**The request:** Write down each entry again, exactly as it reads.

**Supplied data:**
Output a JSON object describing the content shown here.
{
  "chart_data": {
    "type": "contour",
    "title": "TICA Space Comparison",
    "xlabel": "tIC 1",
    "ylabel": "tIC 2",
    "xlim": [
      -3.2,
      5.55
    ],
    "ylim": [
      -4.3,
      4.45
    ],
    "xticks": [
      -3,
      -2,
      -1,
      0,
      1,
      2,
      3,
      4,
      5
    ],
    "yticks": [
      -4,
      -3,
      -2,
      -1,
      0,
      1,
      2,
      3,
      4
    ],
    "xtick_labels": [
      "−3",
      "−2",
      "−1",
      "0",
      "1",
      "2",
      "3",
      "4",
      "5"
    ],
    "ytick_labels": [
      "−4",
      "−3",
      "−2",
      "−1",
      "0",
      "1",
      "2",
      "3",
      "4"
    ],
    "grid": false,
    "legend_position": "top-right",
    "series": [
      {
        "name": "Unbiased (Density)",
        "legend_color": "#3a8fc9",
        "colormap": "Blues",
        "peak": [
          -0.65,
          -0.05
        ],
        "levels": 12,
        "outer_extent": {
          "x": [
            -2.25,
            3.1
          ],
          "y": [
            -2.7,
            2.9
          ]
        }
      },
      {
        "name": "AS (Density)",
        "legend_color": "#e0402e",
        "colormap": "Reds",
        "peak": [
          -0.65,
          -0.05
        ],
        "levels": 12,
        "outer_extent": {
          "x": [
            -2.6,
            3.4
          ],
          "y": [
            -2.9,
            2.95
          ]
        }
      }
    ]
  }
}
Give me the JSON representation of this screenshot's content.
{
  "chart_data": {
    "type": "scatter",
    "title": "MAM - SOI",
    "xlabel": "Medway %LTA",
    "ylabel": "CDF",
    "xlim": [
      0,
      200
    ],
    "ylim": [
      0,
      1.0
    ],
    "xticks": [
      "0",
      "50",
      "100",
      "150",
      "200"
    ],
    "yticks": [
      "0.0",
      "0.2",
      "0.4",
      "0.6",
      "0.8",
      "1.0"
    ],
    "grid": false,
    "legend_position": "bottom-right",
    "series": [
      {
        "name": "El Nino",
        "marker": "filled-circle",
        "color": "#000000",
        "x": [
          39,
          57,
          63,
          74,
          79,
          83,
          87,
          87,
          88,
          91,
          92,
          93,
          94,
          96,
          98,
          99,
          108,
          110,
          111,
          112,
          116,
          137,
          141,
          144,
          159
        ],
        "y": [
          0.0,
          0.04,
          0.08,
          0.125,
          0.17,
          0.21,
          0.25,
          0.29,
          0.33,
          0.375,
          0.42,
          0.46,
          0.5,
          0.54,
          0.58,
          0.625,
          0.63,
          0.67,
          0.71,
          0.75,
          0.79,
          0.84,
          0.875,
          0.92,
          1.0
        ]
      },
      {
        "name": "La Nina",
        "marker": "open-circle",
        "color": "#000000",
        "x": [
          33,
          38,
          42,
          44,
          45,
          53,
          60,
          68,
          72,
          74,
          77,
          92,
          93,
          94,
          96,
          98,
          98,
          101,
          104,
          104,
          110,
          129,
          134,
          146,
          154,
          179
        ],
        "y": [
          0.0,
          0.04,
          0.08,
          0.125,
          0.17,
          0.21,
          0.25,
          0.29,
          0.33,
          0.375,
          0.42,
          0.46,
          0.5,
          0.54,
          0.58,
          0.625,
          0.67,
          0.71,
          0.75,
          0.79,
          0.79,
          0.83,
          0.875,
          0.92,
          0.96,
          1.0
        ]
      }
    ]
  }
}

**Exercise result:**
Output a JSON object describing the content shown here.
{
  "chart_data": {
    "type": "contour",
    "title": "TICA Space Comparison",
    "xlabel": "tIC 1",
    "ylabel": "tIC 2",
    "xlim": [
      -3.2,
      5.55
    ],
    "ylim": [
      -4.3,
      4.45
    ],
    "xticks": [
      -3,
      -2,
      -1,
      0,
      1,
      2,
      3,
      4,
      5
    ],
    "yticks": [
      -4,
      -3,
      -2,
      -1,
      0,
      1,
      2,
      3,
      4
    ],
    "xtick_labels": [
      "−3",
      "−2",
      "−1",
      "0",
      "1",
      "2",
      "3",
      "4",
      "5"
    ],
    "ytick_labels": [
      "−4",
      "−3",
      "−2",
      "−1",
      "0",
      "1",
      "2",
      "3",
      "4"
    ],
    "grid": false,
    "legend_position": "top-right",
    "series": [
      {
        "name": "Unbiased (Density)",
        "legend_color": "#3a8fc9",
        "colormap": "Blues",
        "peak": [
          -0.65,
          -0.05
        ],
        "levels": 12,
        "outer_extent": {
          "x": [
            -2.25,
            3.1
          ],
          "y": [
            -2.7,
            2.9
          ]
        }
      },
      {
        "name": "AS (Density)",
        "legend_color": "#e0402e",
        "colormap": "Reds",
        "peak": [
          -0.65,
          -0.05
        ],
        "levels": 12,
        "outer_extent": {
          "x": [
            -2.6,
            3.4
          ],
          "y": [
            -2.9,
            2.95
          ]
        }
      }
    ]
  }
}
Give me the JSON representation of this screenshot's content.
{
  "chart_data": {
    "type": "scatter",
    "title": "MAM - SOI",
    "xlabel": "Medway %LTA",
    "ylabel": "CDF",
    "xlim": [
      0,
      200
    ],
    "ylim": [
      0,
      1.0
    ],
    "xticks": [
      "0",
      "50",
      "100",
      "150",
      "200"
    ],
    "yticks": [
      "0.0",
      "0.2",
      "0.4",
      "0.6",
      "0.8",
      "1.0"
    ],
    "grid": false,
    "legend_position": "bottom-right",
    "series": [
      {
        "name": "El Nino",
        "marker": "filled-circle",
        "color": "#000000",
        "x": [
          39,
          57,
          63,
          74,
          79,
          83,
          87,
          87,
          88,
          91,
          92,
          93,
          94,
          96,
          98,
          99,
          108,
          110,
          111,
          112,
          116,
          137,
          141,
          144,
          159
        ],
        "y": [
          0.0,
          0.04,
          0.08,
          0.125,
          0.17,
          0.21,
          0.25,
          0.29,
          0.33,
          0.375,
          0.42,
          0.46,
          0.5,
          0.54,
          0.58,
          0.625,
          0.63,
          0.67,
          0.71,
          0.75,
          0.79,
          0.84,
          0.875,
          0.92,
          1.0
        ]
      },
      {
        "name": "La Nina",
        "marker": "open-circle",
        "color": "#000000",
        "x": [
          33,
          38,
          42,
          44,
          45,
          53,
          60,
          68,
          72,
          74,
          77,
          92,
          93,
          94,
          96,
          98,
          98,
          101,
          104,
          104,
          110,
          129,
          134,
          146,
          154,
          179
        ],
        "y": [
          0.0,
          0.04,
          0.08,
          0.125,
          0.17,
          0.21,
          0.25,
          0.29,
          0.33,
          0.375,
          0.42,
          0.46,
          0.5,
          0.54,
          0.58,
          0.625,
          0.67,
          0.71,
          0.75,
          0.79,
          0.79,
          0.83,
          0.875,
          0.92,
          0.96,
          1.0
        ]
      }
    ]
  }
}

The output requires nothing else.